- _Task objective_
Without pictures, repeat exactly the lines from the one containing "What does this" through the end of the entries.
*** Data lines ***
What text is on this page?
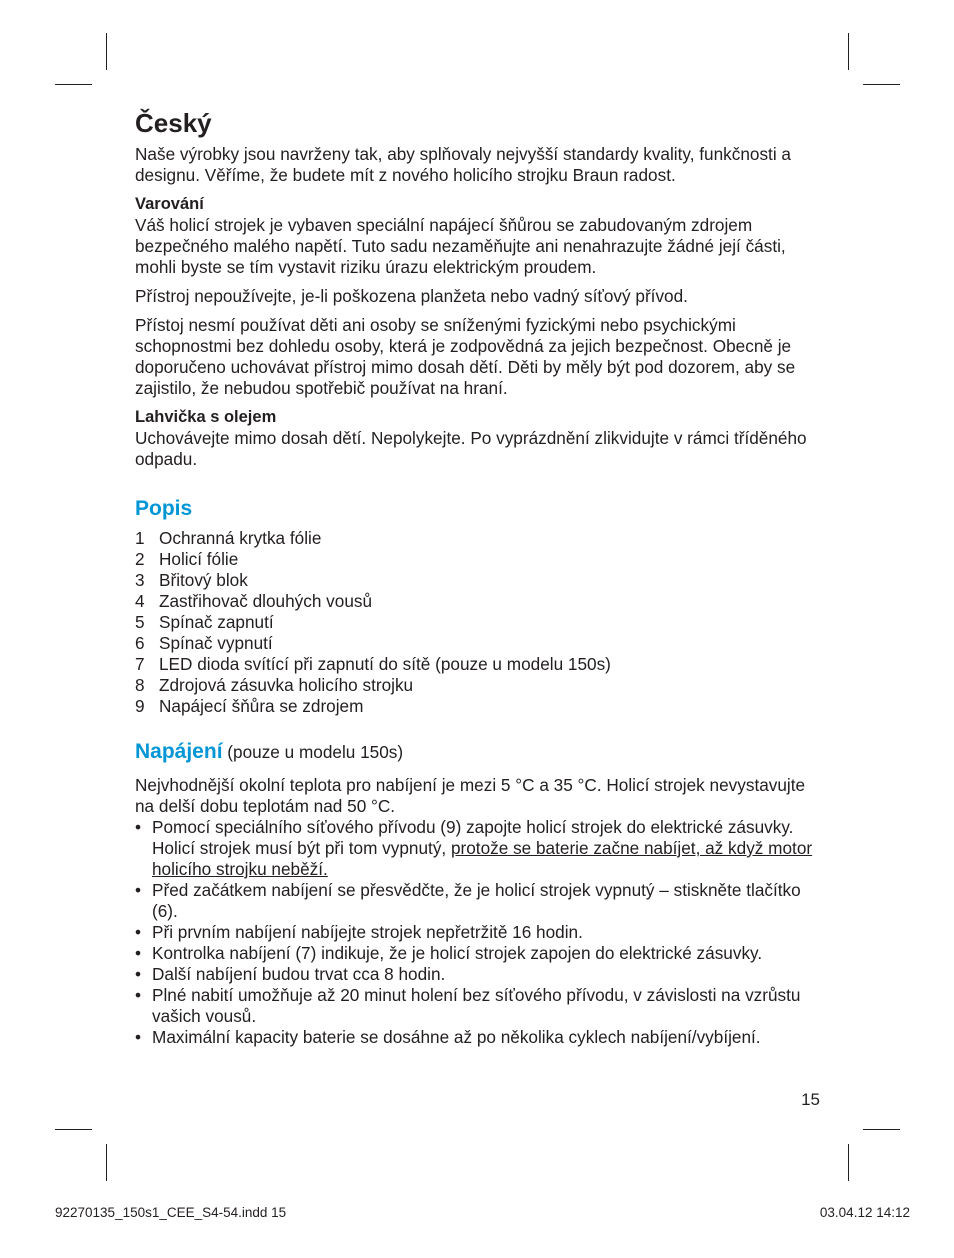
Český

Naše výrobky jsou navrženy tak, aby splňovaly nejvyšší standardy kvality, funkčnosti a designu. Věříme, že budete mít z nového holicího strojku Braun radost.

Varování

Váš holicí strojek je vybaven speciální napájecí šňůrou se zabudovaným zdrojem bezpečného malého napětí. Tuto sadu nezaměňujte ani nenahrazujte žádné její části, mohli byste se tím vystavit riziku úrazu elektrickým proudem.

Přístroj nepoužívejte, je-li poškozena planžeta nebo vadný síťový přívod.

Přístoj nesmí používat děti ani osoby se sníženými fyzickými nebo psychickými schopnostmi bez dohledu osoby, která je zodpovědná za jejich bezpečnost. Obecně je doporučeno uchovávat přístroj mimo dosah dětí. Děti by měly být pod dozorem, aby se zajistilo, že nebudou spotřebič používat na hraní.

Lahvička s olejem

Uchovávejte mimo dosah dětí. Nepolykejte. Po vyprázdnění zlikvidujte v rámci tříděného odpadu.

Popis
1 Ochranná krytka fólie
2 Holicí fólie
3 Břitový blok
4 Zastřihovač dlouhých vousů
5 Spínač zapnutí
6 Spínač vypnutí
7 LED dioda svítící při zapnutí do sítě (pouze u modelu 150s)
8 Zdrojová zásuvka holicího strojku
9 Napájecí šňůra se zdrojem
Napájení (pouze u modelu 150s)

Nejvhodnější okolní teplota pro nabíjení je mezi 5 °C a 35 °C. Holicí strojek nevystavujte na delší dobu teplotám nad 50 °C.

• Pomocí speciálního síťového přívodu (9) zapojte holicí strojek do elektrické zásuvky. Holicí strojek musí být při tom vypnutý, protože se baterie začne nabíjet, až když motor holicího strojku neběží.
• Před začátkem nabíjení se přesvědčte, že je holicí strojek vypnutý – stiskněte tlačítko (6).
• Při prvním nabíjení nabíjejte strojek nepřetržitě 16 hodin.
• Kontrolka nabíjení (7) indikuje, že je holicí strojek zapojen do elektrické zásuvky.
• Další nabíjení budou trvat cca 8 hodin.
• Plné nabití umožňuje až 20 minut holení bez síťového přívodu, v závislosti na vzrůstu vašich vousů.
• Maximální kapacity baterie se dosáhne až po několika cyklech nabíjení/vybíjení.
15
92270135_150s1_CEE_S4-54.indd 15	03.04.12 14:12
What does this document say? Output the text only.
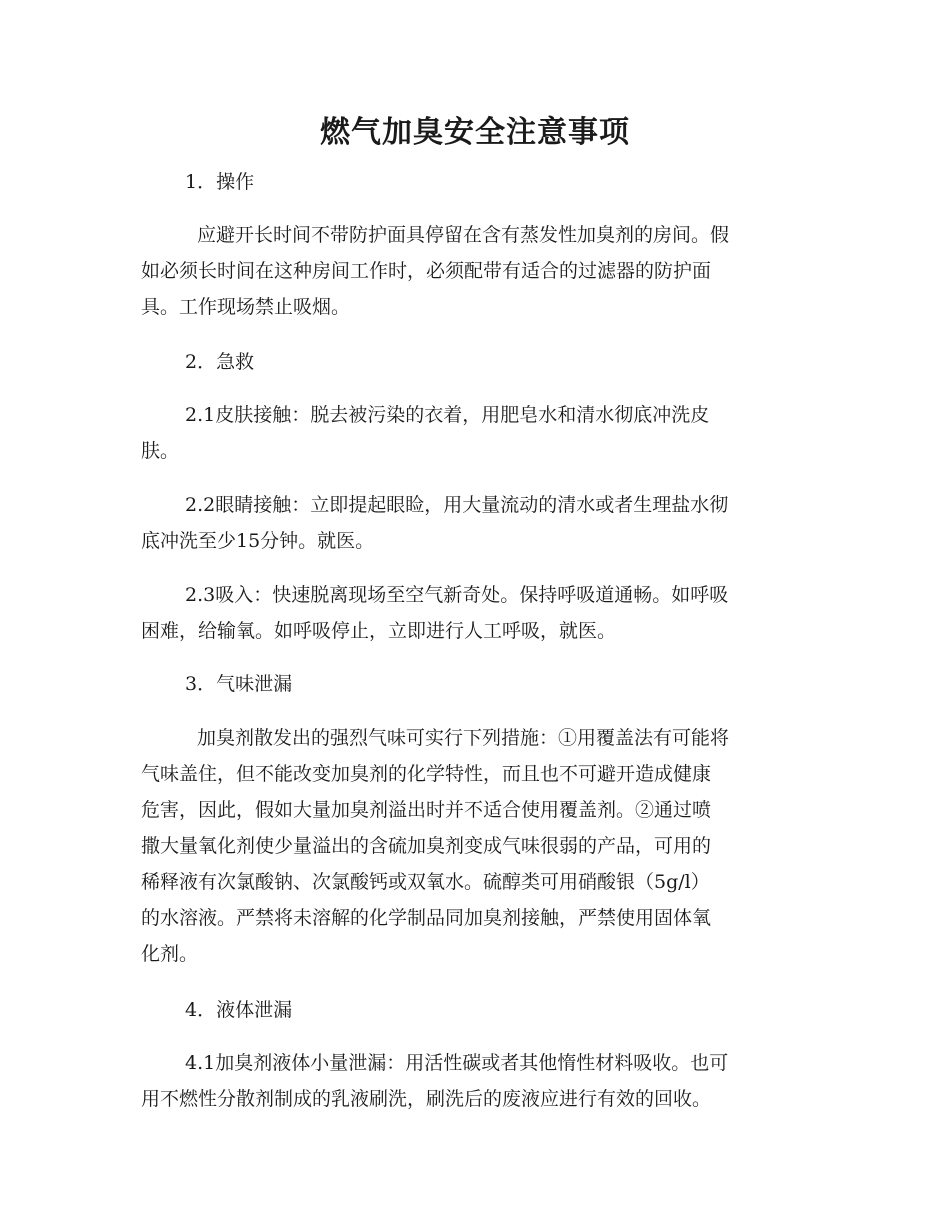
燃气加臭安全注意事项

1．操作

应避开长时间不带防护面具停留在含有蒸发性加臭剂的房间。假

如必须长时间在这种房间工作时，必须配带有适合的过滤器的防护面

具。工作现场禁止吸烟。

2．急救

2.1皮肤接触：脱去被污染的衣着，用肥皂水和清水彻底冲洗皮

肤。

2.2眼睛接触：立即提起眼睑，用大量流动的清水或者生理盐水彻

底冲洗至少15分钟。就医。

2.3吸入：快速脱离现场至空气新奇处。保持呼吸道通畅。如呼吸

困难，给输氧。如呼吸停止，立即进行人工呼吸，就医。

3．气味泄漏

加臭剂散发出的强烈气味可实行下列措施：①用覆盖法有可能将

气味盖住，但不能改变加臭剂的化学特性，而且也不可避开造成健康

危害，因此，假如大量加臭剂溢出时并不适合使用覆盖剂。②通过喷

撒大量氧化剂使少量溢出的含硫加臭剂变成气味很弱的产品，可用的

稀释液有次氯酸钠、次氯酸钙或双氧水。硫醇类可用硝酸银（5g/l）

的水溶液。严禁将未溶解的化学制品同加臭剂接触，严禁使用固体氧

化剂。

4．液体泄漏

4.1加臭剂液体小量泄漏：用活性碳或者其他惰性材料吸收。也可

用不燃性分散剂制成的乳液刷洗，刷洗后的废液应进行有效的回收。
***
- _Completed task_
What does this document say? Output the text only.
燃气加臭安全注意事项

1．操作

应避开长时间不带防护面具停留在含有蒸发性加臭剂的房间。假

如必须长时间在这种房间工作时，必须配带有适合的过滤器的防护面

具。工作现场禁止吸烟。

2．急救

2.1皮肤接触：脱去被污染的衣着，用肥皂水和清水彻底冲洗皮

肤。

2.2眼睛接触：立即提起眼睑，用大量流动的清水或者生理盐水彻

底冲洗至少15分钟。就医。

2.3吸入：快速脱离现场至空气新奇处。保持呼吸道通畅。如呼吸

困难，给输氧。如呼吸停止，立即进行人工呼吸，就医。

3．气味泄漏

加臭剂散发出的强烈气味可实行下列措施：①用覆盖法有可能将

气味盖住，但不能改变加臭剂的化学特性，而且也不可避开造成健康

危害，因此，假如大量加臭剂溢出时并不适合使用覆盖剂。②通过喷

撒大量氧化剂使少量溢出的含硫加臭剂变成气味很弱的产品，可用的

稀释液有次氯酸钠、次氯酸钙或双氧水。硫醇类可用硝酸银（5g/l）

的水溶液。严禁将未溶解的化学制品同加臭剂接触，严禁使用固体氧

化剂。

4．液体泄漏

4.1加臭剂液体小量泄漏：用活性碳或者其他惰性材料吸收。也可

用不燃性分散剂制成的乳液刷洗，刷洗后的废液应进行有效的回收。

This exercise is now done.